DATA FOR THE TASK:
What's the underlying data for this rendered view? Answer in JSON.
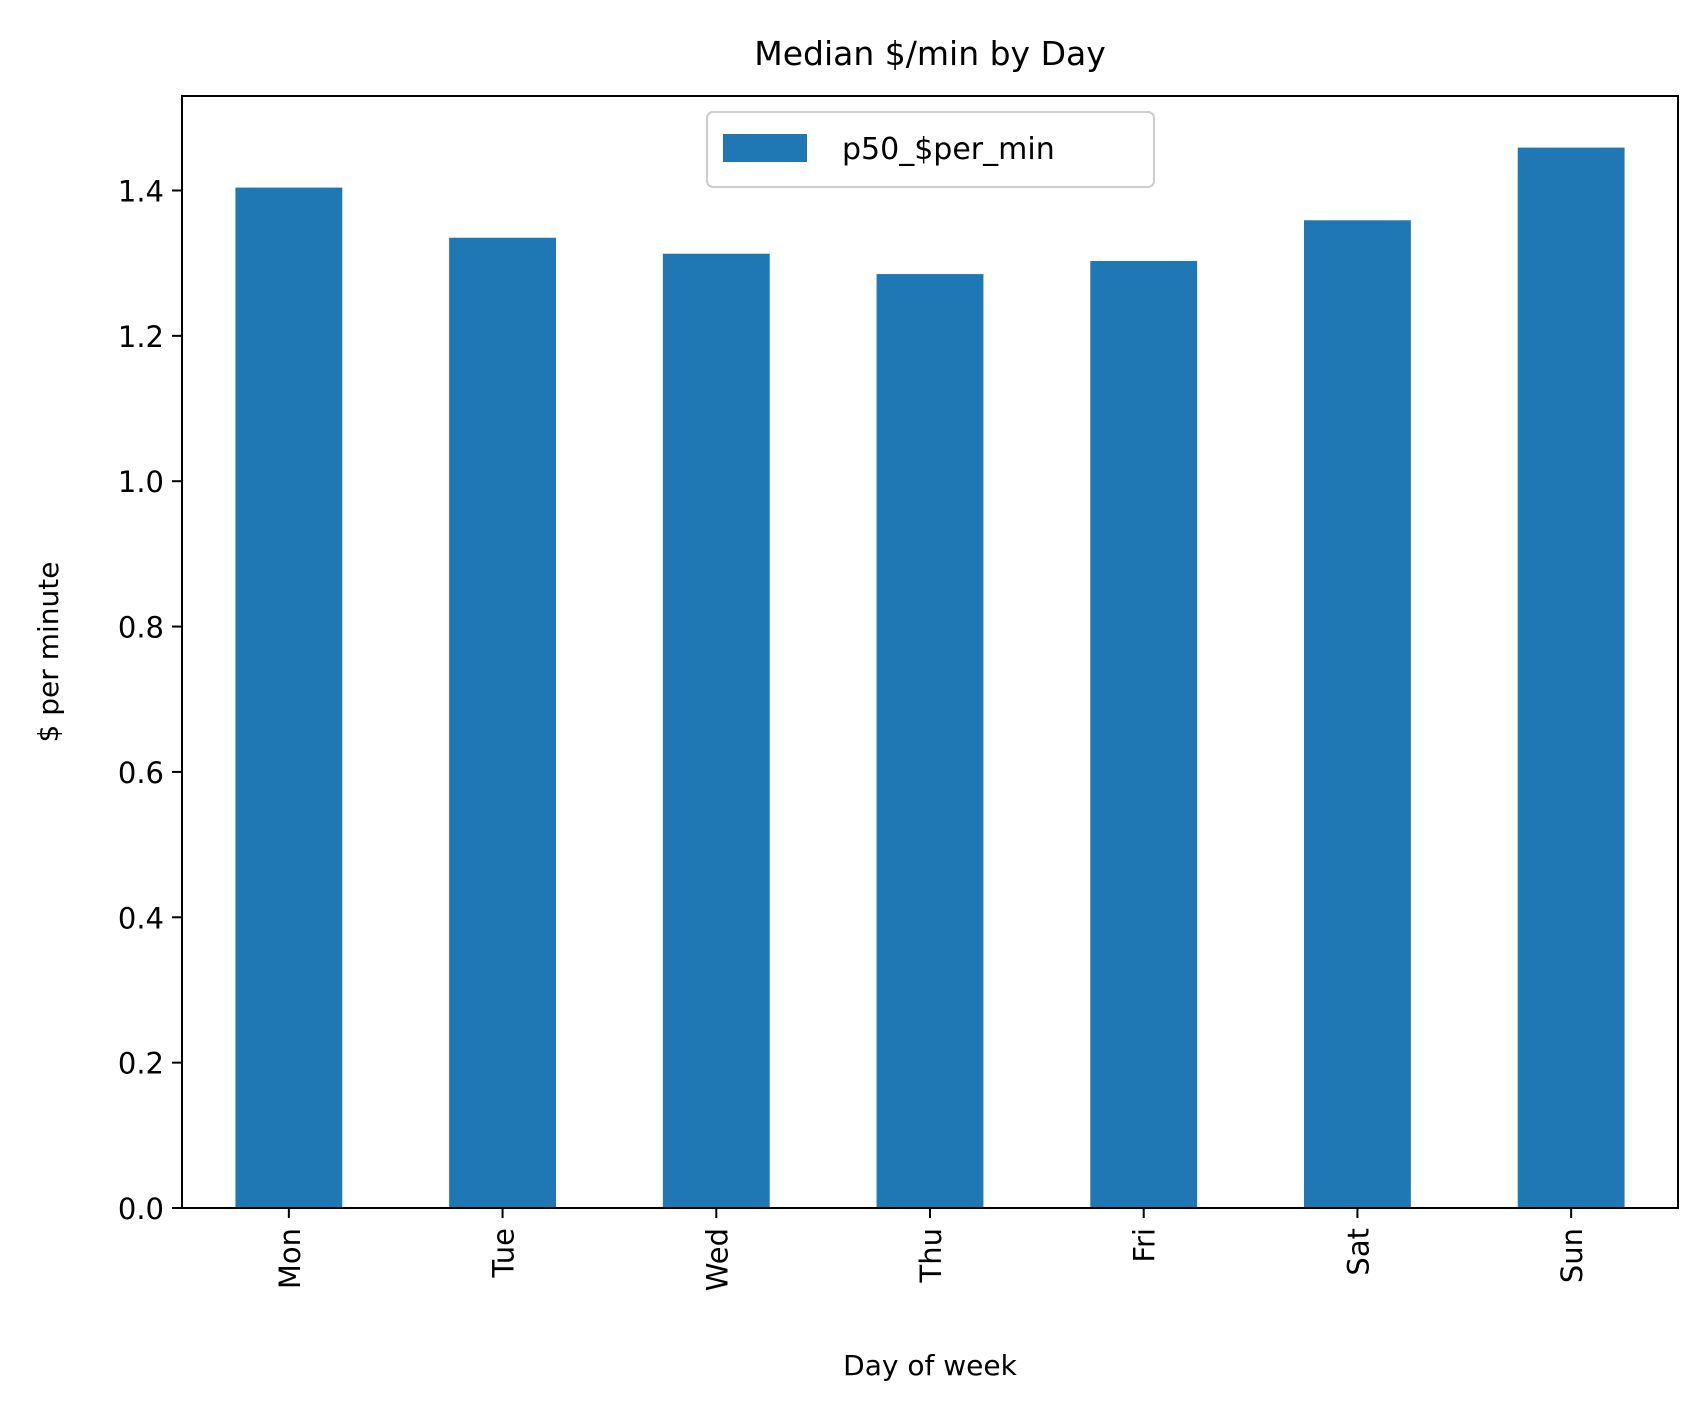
{
  "chart_data": {
    "type": "bar",
    "title": "Median $/min by Day",
    "xlabel": "Day of week",
    "ylabel": "$ per minute",
    "categories": [
      "Mon",
      "Tue",
      "Wed",
      "Thu",
      "Fri",
      "Sat",
      "Sun"
    ],
    "series": [
      {
        "name": "p50_$per_min",
        "color": "#1f77b4",
        "values": [
          1.404,
          1.335,
          1.313,
          1.285,
          1.303,
          1.359,
          1.459
        ]
      }
    ],
    "ylim": [
      0,
      1.53
    ],
    "yticks": [
      0.0,
      0.2,
      0.4,
      0.6,
      0.8,
      1.0,
      1.2,
      1.4
    ],
    "ytick_labels": [
      "0.0",
      "0.2",
      "0.4",
      "0.6",
      "0.8",
      "1.0",
      "1.2",
      "1.4"
    ],
    "grid": false,
    "legend_position": "top-center"
  }
}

EXERCISE AIM: Pictures in the records above are not copied; print everything else exactly.

THE SOLUTION:
What's the underlying data for this rendered view? Answer in JSON.
{
  "chart_data": {
    "type": "bar",
    "title": "Median $/min by Day",
    "xlabel": "Day of week",
    "ylabel": "$ per minute",
    "categories": [
      "Mon",
      "Tue",
      "Wed",
      "Thu",
      "Fri",
      "Sat",
      "Sun"
    ],
    "series": [
      {
        "name": "p50_$per_min",
        "color": "#1f77b4",
        "values": [
          1.404,
          1.335,
          1.313,
          1.285,
          1.303,
          1.359,
          1.459
        ]
      }
    ],
    "ylim": [
      0,
      1.53
    ],
    "yticks": [
      0.0,
      0.2,
      0.4,
      0.6,
      0.8,
      1.0,
      1.2,
      1.4
    ],
    "ytick_labels": [
      "0.0",
      "0.2",
      "0.4",
      "0.6",
      "0.8",
      "1.0",
      "1.2",
      "1.4"
    ],
    "grid": false,
    "legend_position": "top-center"
  }
}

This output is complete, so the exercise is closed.